_Records shown:_
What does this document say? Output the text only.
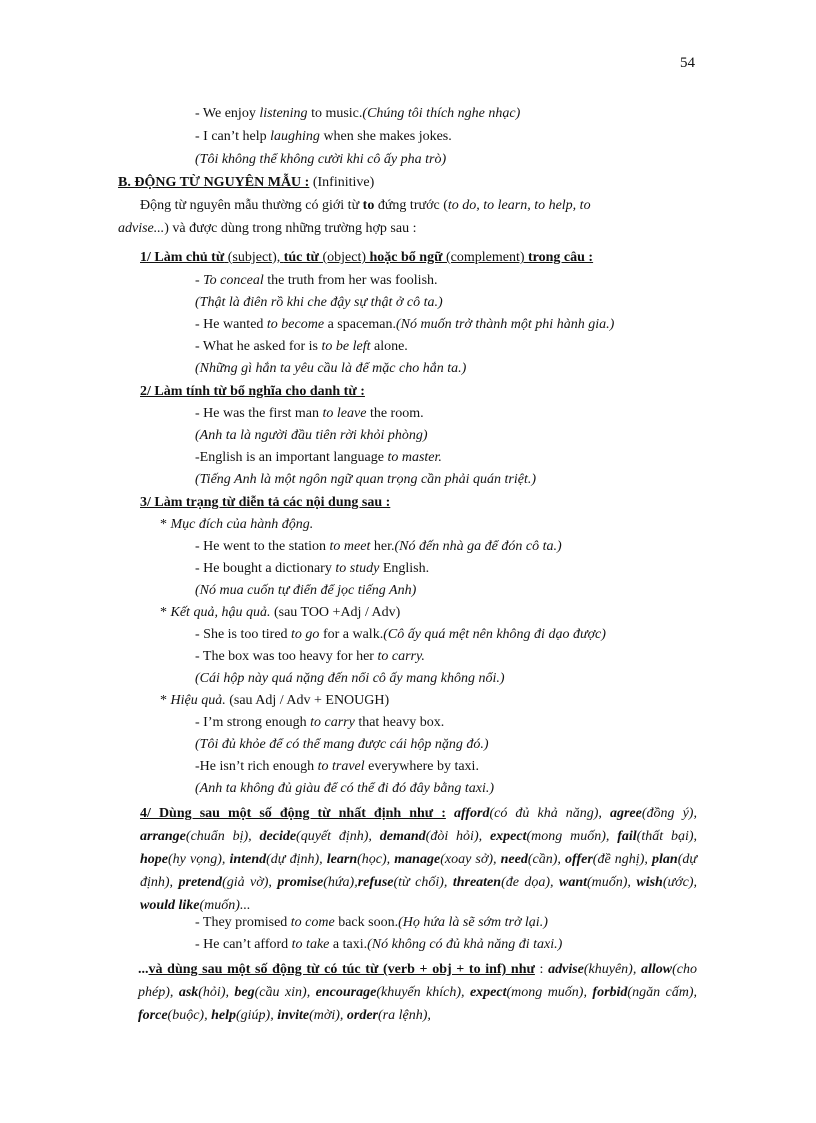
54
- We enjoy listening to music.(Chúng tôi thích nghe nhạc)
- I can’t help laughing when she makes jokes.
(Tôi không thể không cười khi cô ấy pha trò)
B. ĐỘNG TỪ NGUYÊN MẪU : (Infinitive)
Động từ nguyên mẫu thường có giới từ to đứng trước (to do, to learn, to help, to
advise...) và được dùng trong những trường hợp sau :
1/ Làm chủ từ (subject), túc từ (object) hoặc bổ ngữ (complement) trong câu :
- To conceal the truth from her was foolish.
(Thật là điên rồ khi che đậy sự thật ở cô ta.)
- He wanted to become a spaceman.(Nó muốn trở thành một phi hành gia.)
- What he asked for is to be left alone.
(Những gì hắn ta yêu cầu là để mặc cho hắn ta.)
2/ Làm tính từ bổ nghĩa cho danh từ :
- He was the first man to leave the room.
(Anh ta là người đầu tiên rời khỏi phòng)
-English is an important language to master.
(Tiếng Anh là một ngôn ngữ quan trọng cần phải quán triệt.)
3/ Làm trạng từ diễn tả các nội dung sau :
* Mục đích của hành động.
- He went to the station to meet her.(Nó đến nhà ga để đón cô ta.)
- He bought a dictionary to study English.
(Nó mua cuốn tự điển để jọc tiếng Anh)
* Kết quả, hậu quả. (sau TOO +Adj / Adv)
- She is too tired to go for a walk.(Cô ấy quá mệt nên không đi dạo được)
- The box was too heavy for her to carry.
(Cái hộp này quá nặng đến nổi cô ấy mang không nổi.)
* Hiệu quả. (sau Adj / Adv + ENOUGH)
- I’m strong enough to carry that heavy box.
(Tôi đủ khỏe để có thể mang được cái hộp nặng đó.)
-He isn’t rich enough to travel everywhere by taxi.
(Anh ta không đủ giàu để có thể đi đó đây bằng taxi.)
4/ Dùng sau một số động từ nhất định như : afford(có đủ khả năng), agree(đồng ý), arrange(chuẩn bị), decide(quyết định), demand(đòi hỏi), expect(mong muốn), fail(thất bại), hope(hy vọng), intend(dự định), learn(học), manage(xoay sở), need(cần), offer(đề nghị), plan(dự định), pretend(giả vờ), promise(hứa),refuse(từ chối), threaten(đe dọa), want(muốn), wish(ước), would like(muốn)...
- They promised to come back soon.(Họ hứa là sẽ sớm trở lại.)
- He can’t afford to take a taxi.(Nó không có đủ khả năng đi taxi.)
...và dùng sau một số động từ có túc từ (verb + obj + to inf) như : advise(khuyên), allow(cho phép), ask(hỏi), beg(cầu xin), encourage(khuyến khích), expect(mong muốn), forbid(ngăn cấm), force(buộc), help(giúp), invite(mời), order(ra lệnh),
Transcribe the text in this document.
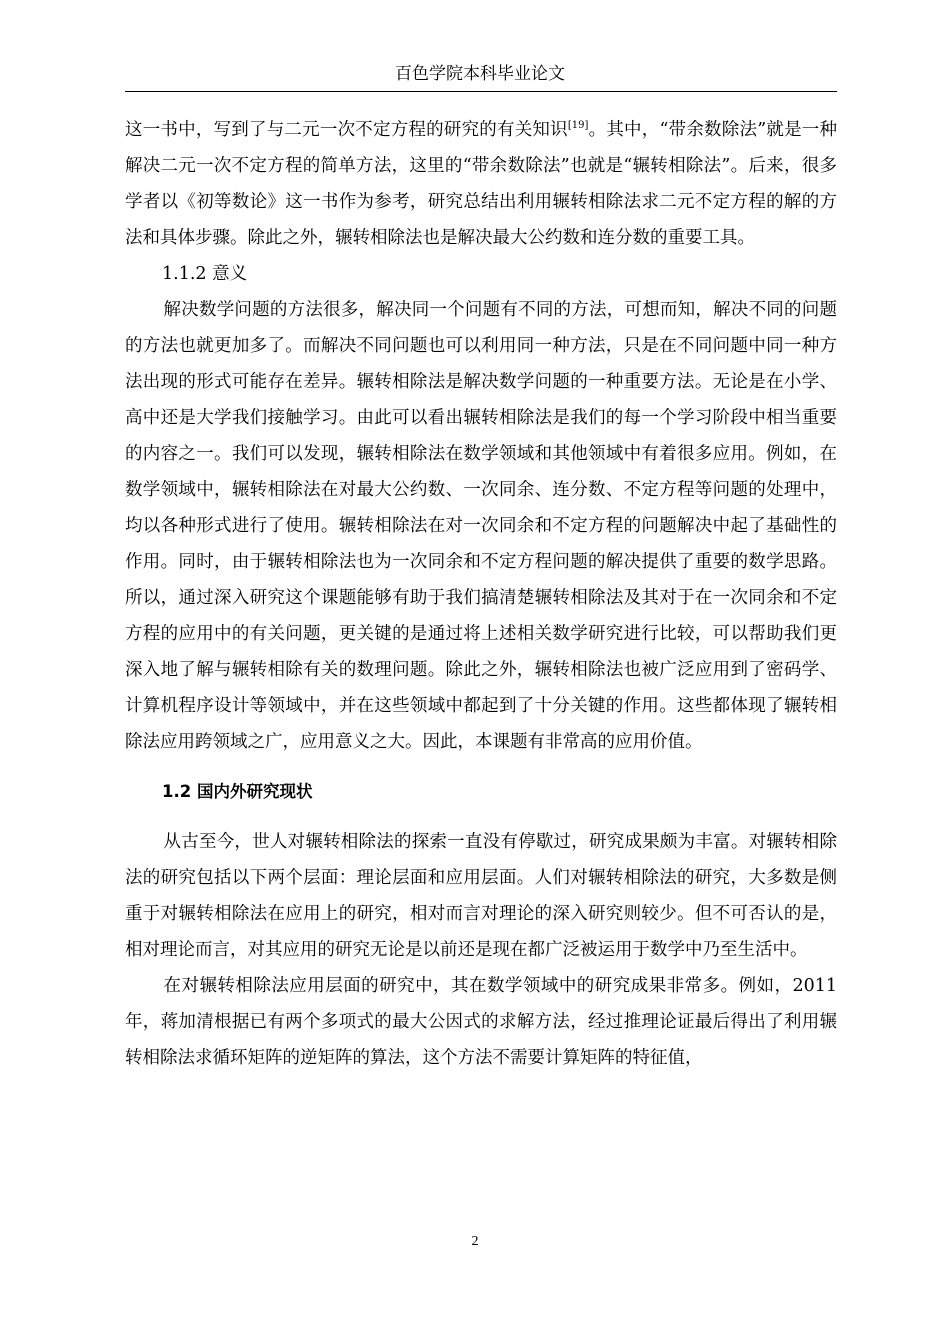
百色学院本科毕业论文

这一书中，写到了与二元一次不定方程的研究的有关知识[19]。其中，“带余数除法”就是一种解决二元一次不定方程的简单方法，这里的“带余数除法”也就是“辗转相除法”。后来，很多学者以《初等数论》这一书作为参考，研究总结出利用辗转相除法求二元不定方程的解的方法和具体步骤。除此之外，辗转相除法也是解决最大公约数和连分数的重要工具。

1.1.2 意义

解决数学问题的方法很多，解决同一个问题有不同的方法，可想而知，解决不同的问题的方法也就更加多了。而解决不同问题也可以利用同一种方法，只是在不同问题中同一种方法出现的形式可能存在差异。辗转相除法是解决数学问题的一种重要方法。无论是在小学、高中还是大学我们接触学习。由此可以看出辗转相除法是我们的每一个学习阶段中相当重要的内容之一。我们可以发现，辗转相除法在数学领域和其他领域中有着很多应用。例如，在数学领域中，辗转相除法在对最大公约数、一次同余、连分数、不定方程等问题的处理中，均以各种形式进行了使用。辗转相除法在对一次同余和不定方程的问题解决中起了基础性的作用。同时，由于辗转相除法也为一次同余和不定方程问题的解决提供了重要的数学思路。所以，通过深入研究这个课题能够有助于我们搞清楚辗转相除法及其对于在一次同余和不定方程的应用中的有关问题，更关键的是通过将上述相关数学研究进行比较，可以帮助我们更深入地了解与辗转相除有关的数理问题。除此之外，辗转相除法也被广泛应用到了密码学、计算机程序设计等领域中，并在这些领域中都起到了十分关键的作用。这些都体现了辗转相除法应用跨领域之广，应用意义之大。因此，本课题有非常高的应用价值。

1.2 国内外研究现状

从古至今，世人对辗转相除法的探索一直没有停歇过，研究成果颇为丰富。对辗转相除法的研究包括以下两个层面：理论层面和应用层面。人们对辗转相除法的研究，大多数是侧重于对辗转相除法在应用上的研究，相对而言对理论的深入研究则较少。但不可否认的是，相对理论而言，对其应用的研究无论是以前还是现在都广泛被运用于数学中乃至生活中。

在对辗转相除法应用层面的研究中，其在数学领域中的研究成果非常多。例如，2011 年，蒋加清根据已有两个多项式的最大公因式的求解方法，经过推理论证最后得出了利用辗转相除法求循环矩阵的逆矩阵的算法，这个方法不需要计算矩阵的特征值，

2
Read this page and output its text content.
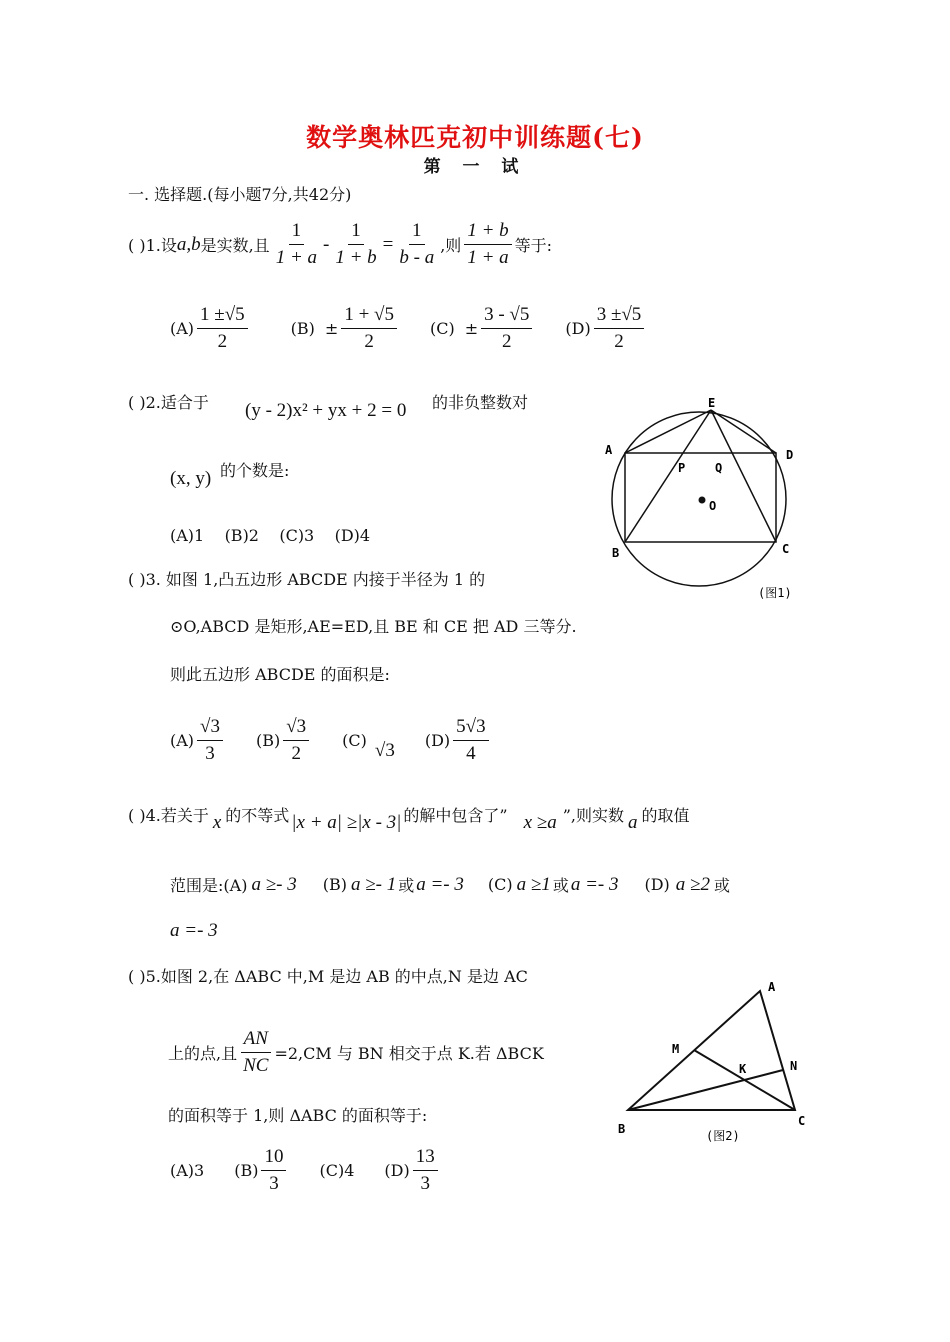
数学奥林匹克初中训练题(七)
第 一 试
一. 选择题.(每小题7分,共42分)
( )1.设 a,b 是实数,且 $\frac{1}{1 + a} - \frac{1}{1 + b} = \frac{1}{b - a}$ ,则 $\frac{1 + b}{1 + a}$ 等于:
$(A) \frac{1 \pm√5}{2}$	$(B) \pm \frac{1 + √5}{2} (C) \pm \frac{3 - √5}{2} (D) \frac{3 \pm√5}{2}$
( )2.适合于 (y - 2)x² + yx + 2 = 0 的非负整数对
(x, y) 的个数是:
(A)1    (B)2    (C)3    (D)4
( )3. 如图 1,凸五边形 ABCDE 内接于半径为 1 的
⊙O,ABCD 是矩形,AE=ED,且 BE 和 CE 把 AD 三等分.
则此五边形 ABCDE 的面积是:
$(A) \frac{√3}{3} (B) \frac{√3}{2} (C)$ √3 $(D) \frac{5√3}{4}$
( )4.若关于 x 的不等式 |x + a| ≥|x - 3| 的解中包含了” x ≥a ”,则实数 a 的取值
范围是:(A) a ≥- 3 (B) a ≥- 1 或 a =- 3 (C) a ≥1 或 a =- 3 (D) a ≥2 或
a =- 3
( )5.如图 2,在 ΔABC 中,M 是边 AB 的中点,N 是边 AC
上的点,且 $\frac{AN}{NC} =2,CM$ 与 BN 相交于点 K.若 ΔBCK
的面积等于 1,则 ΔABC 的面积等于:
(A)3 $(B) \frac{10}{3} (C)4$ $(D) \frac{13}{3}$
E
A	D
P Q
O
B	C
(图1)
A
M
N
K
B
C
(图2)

_What is required:_ In the records above, find each line with the word "ABCDE" and copy it.

_Response to this task:_
( )3. 如图 1,凸五边形 ABCDE 内接于半径为 1 的
则此五边形 ABCDE 的面积是:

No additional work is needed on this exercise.